Exercise task: Output every line exactly as written. Leave out pictures.

Records for this exercise:
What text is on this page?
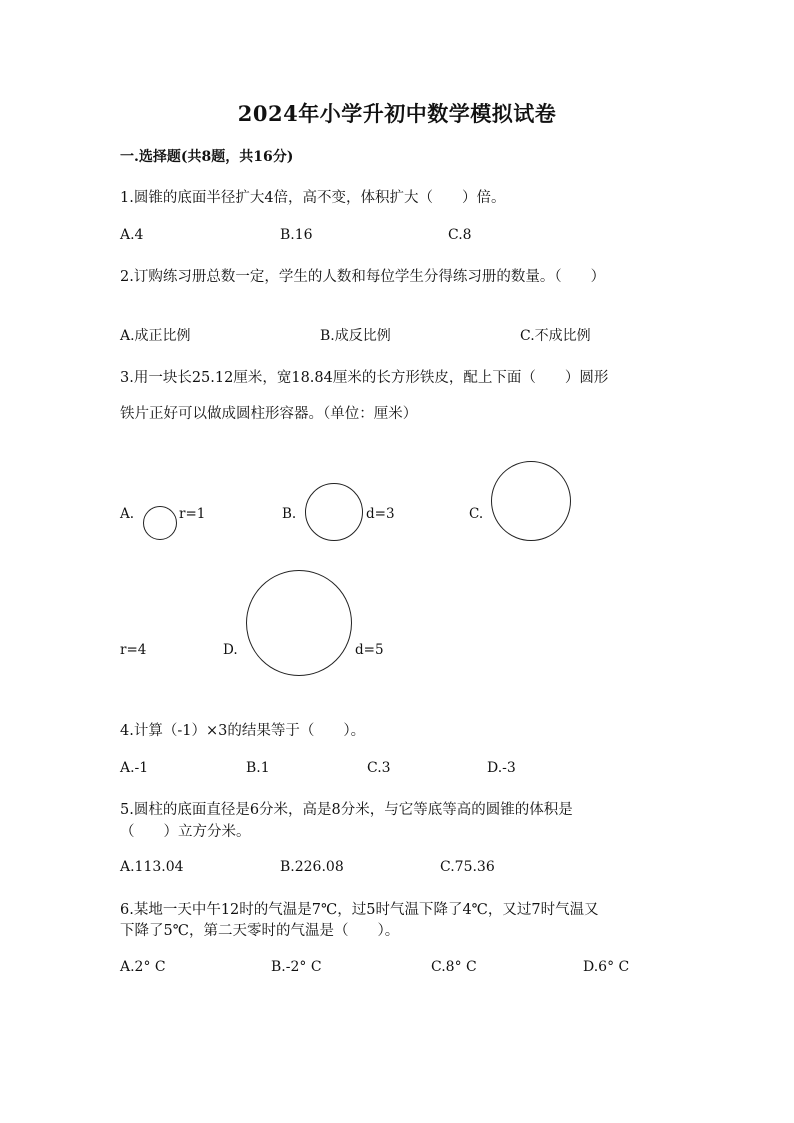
2024年小学升初中数学模拟试卷
一.选择题(共8题，共16分)
1.圆锥的底面半径扩大4倍，高不变，体积扩大（　　）倍。
A.4	B.16	C.8
2.订购练习册总数一定，学生的人数和每位学生分得练习册的数量。（　　）
A.成正比例	B.成反比例	C.不成比例
3.用一块长25.12厘米，宽18.84厘米的长方形铁皮，配上下面（　　）圆形
铁片正好可以做成圆柱形容器。（单位：厘米）
A.	r=1	B.	d=3	C.
r=4	D.	d=5
4.计算（-1）×3的结果等于（　　）。
A.-1	B.1	C.3	D.-3
5.圆柱的底面直径是6分米，高是8分米，与它等底等高的圆锥的体积是
（　　）立方分米。
A.113.04	B.226.08	C.75.36
6.某地一天中午12时的气温是7℃，过5时气温下降了4℃，又过7时气温又
下降了5℃，第二天零时的气温是（　　）。
A.2° C	B.-2° C	C.8° C	D.6° C
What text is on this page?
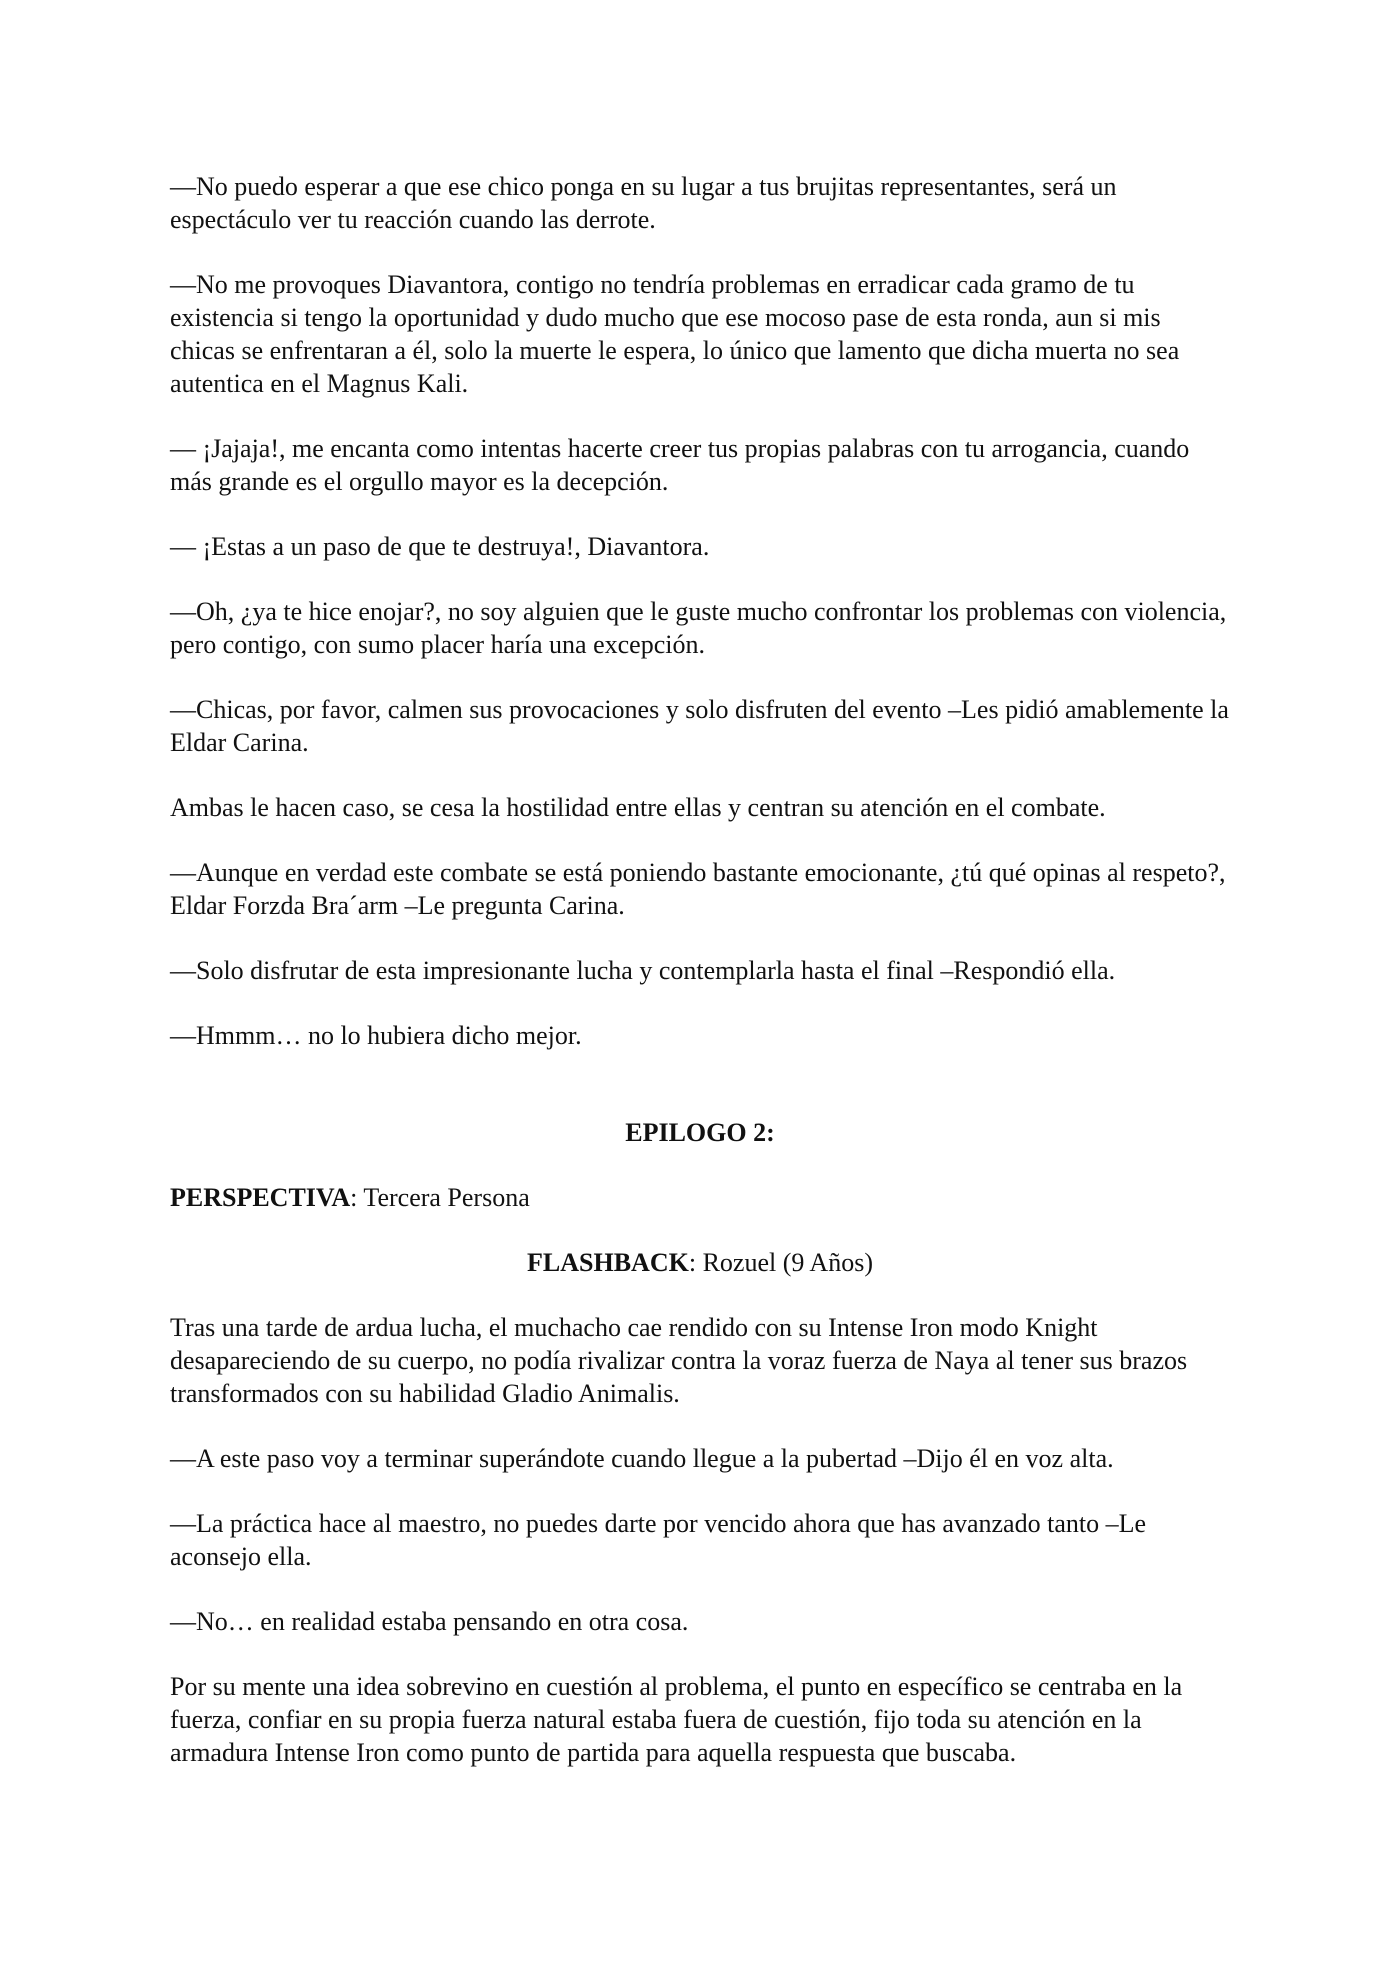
—No puedo esperar a que ese chico ponga en su lugar a tus brujitas representantes, será un espectáculo ver tu reacción cuando las derrote.

—No me provoques Diavantora, contigo no tendría problemas en erradicar cada gramo de tu existencia si tengo la oportunidad y dudo mucho que ese mocoso pase de esta ronda, aun si mis chicas se enfrentaran a él, solo la muerte le espera, lo único que lamento que dicha muerta no sea autentica en el Magnus Kali.

— ¡Jajaja!, me encanta como intentas hacerte creer tus propias palabras con tu arrogancia, cuando más grande es el orgullo mayor es la decepción.

— ¡Estas a un paso de que te destruya!, Diavantora.

—Oh, ¿ya te hice enojar?, no soy alguien que le guste mucho confrontar los problemas con violencia, pero contigo, con sumo placer haría una excepción.

—Chicas, por favor, calmen sus provocaciones y solo disfruten del evento –Les pidió amablemente la Eldar Carina.

Ambas le hacen caso, se cesa la hostilidad entre ellas y centran su atención en el combate.

—Aunque en verdad este combate se está poniendo bastante emocionante, ¿tú qué opinas al respeto?, Eldar Forzda Bra´arm –Le pregunta Carina.

—Solo disfrutar de esta impresionante lucha y contemplarla hasta el final –Respondió ella.

—Hmmm… no lo hubiera dicho mejor.

EPILOGO 2:

PERSPECTIVA: Tercera Persona

FLASHBACK: Rozuel (9 Años)

Tras una tarde de ardua lucha, el muchacho cae rendido con su Intense Iron modo Knight desapareciendo de su cuerpo, no podía rivalizar contra la voraz fuerza de Naya al tener sus brazos transformados con su habilidad Gladio Animalis.

—A este paso voy a terminar superándote cuando llegue a la pubertad –Dijo él en voz alta.

—La práctica hace al maestro, no puedes darte por vencido ahora que has avanzado tanto –Le aconsejo ella.

—No… en realidad estaba pensando en otra cosa.

Por su mente una idea sobrevino en cuestión al problema, el punto en específico se centraba en la fuerza, confiar en su propia fuerza natural estaba fuera de cuestión, fijo toda su atención en la armadura Intense Iron como punto de partida para aquella respuesta que buscaba.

Response for this exercise:
What text is on this page?
2024年小学升初中数学模拟试卷
一.选择题(共8题，共16分)
1.圆锥的底面半径扩大4倍，高不变，体积扩大（　　）倍。
A.4	B.16	C.8
2.订购练习册总数一定，学生的人数和每位学生分得练习册的数量。（　　）
A.成正比例	B.成反比例	C.不成比例
3.用一块长25.12厘米，宽18.84厘米的长方形铁皮，配上下面（　　）圆形
铁片正好可以做成圆柱形容器。（单位：厘米）
A.	r=1	B.	d=3	C.
r=4	D.	d=5
4.计算（-1）×3的结果等于（　　）。
A.-1	B.1	C.3	D.-3
5.圆柱的底面直径是6分米，高是8分米，与它等底等高的圆锥的体积是
（　　）立方分米。
A.113.04	B.226.08	C.75.36
6.某地一天中午12时的气温是7℃，过5时气温下降了4℃，又过7时气温又
下降了5℃，第二天零时的气温是（　　）。
A.2° C	B.-2° C	C.8° C	D.6° C
What text is on this page?
—No puedo esperar a que ese chico ponga en su lugar a tus brujitas representantes, será un espectáculo ver tu reacción cuando las derrote.

—No me provoques Diavantora, contigo no tendría problemas en erradicar cada gramo de tu existencia si tengo la oportunidad y dudo mucho que ese mocoso pase de esta ronda, aun si mis chicas se enfrentaran a él, solo la muerte le espera, lo único que lamento que dicha muerta no sea autentica en el Magnus Kali.

— ¡Jajaja!, me encanta como intentas hacerte creer tus propias palabras con tu arrogancia, cuando más grande es el orgullo mayor es la decepción.

— ¡Estas a un paso de que te destruya!, Diavantora.

—Oh, ¿ya te hice enojar?, no soy alguien que le guste mucho confrontar los problemas con violencia, pero contigo, con sumo placer haría una excepción.

—Chicas, por favor, calmen sus provocaciones y solo disfruten del evento –Les pidió amablemente la Eldar Carina.

Ambas le hacen caso, se cesa la hostilidad entre ellas y centran su atención en el combate.

—Aunque en verdad este combate se está poniendo bastante emocionante, ¿tú qué opinas al respeto?, Eldar Forzda Bra´arm –Le pregunta Carina.

—Solo disfrutar de esta impresionante lucha y contemplarla hasta el final –Respondió ella.

—Hmmm… no lo hubiera dicho mejor.

EPILOGO 2:

PERSPECTIVA: Tercera Persona

FLASHBACK: Rozuel (9 Años)

Tras una tarde de ardua lucha, el muchacho cae rendido con su Intense Iron modo Knight desapareciendo de su cuerpo, no podía rivalizar contra la voraz fuerza de Naya al tener sus brazos transformados con su habilidad Gladio Animalis.

—A este paso voy a terminar superándote cuando llegue a la pubertad –Dijo él en voz alta.

—La práctica hace al maestro, no puedes darte por vencido ahora que has avanzado tanto –Le aconsejo ella.

—No… en realidad estaba pensando en otra cosa.

Por su mente una idea sobrevino en cuestión al problema, el punto en específico se centraba en la fuerza, confiar en su propia fuerza natural estaba fuera de cuestión, fijo toda su atención en la armadura Intense Iron como punto de partida para aquella respuesta que buscaba.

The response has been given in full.